• What to produce
Report each line from the records where the string "SCREEN" turns up.

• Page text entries
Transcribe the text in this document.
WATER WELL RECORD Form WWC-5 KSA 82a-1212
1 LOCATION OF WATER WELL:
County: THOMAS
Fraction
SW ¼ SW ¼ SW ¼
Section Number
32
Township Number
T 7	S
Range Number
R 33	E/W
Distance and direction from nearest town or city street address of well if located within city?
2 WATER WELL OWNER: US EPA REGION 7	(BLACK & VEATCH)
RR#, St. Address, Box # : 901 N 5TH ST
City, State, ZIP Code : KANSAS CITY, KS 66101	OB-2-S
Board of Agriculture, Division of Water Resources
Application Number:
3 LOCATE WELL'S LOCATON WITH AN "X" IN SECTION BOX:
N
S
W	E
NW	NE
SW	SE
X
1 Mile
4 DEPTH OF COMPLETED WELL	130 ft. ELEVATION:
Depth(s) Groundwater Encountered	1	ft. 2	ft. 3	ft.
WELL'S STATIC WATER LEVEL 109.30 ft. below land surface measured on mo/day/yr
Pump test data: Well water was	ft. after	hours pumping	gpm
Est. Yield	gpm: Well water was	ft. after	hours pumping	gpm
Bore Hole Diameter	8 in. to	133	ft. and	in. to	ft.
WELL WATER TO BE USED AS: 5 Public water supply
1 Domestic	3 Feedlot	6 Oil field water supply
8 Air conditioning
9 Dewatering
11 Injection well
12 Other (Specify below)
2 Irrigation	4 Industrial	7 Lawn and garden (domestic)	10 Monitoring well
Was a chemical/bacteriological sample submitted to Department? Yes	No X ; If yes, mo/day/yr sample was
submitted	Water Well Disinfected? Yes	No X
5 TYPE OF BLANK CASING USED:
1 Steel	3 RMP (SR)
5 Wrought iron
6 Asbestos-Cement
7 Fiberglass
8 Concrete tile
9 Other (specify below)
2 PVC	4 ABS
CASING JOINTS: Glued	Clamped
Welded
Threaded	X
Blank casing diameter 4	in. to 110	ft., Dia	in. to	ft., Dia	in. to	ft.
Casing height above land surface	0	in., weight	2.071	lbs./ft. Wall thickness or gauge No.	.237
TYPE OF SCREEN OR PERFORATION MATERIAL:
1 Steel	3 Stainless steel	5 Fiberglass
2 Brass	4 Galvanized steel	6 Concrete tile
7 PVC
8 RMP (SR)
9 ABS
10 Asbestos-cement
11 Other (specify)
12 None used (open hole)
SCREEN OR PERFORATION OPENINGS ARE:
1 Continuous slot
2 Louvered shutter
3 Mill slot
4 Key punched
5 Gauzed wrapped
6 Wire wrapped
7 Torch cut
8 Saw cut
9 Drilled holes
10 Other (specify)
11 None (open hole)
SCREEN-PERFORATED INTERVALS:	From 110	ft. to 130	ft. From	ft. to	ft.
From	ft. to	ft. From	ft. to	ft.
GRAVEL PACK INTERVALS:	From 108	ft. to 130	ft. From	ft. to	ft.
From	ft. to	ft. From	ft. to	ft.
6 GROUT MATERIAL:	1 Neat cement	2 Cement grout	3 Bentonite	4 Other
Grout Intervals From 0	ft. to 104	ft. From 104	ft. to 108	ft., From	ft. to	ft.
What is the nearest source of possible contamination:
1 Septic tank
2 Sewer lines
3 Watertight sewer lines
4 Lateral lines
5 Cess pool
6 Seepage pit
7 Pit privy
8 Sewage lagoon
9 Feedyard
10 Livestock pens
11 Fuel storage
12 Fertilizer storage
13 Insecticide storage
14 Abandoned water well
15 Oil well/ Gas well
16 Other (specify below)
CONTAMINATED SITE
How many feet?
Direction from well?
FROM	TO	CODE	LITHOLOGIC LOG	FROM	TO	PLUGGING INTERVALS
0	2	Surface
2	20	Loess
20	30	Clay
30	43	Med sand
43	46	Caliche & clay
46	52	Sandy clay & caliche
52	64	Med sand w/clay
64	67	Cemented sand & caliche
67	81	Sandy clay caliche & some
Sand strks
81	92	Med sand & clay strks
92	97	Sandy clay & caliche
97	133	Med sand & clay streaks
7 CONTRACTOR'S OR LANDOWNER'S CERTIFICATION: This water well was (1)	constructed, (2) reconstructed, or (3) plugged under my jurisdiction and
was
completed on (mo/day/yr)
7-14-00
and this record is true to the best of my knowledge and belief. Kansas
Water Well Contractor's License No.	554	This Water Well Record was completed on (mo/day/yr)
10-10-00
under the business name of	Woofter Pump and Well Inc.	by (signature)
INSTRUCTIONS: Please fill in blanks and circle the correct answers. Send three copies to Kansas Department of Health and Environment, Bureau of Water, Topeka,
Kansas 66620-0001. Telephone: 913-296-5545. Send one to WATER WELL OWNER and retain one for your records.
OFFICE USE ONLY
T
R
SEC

• Solution to this task
TYPE OF SCREEN OR PERFORATION MATERIAL:
SCREEN OR PERFORATION OPENINGS ARE:
SCREEN-PERFORATED INTERVALS:	From 110	ft. to 130	ft. From	ft. to	ft.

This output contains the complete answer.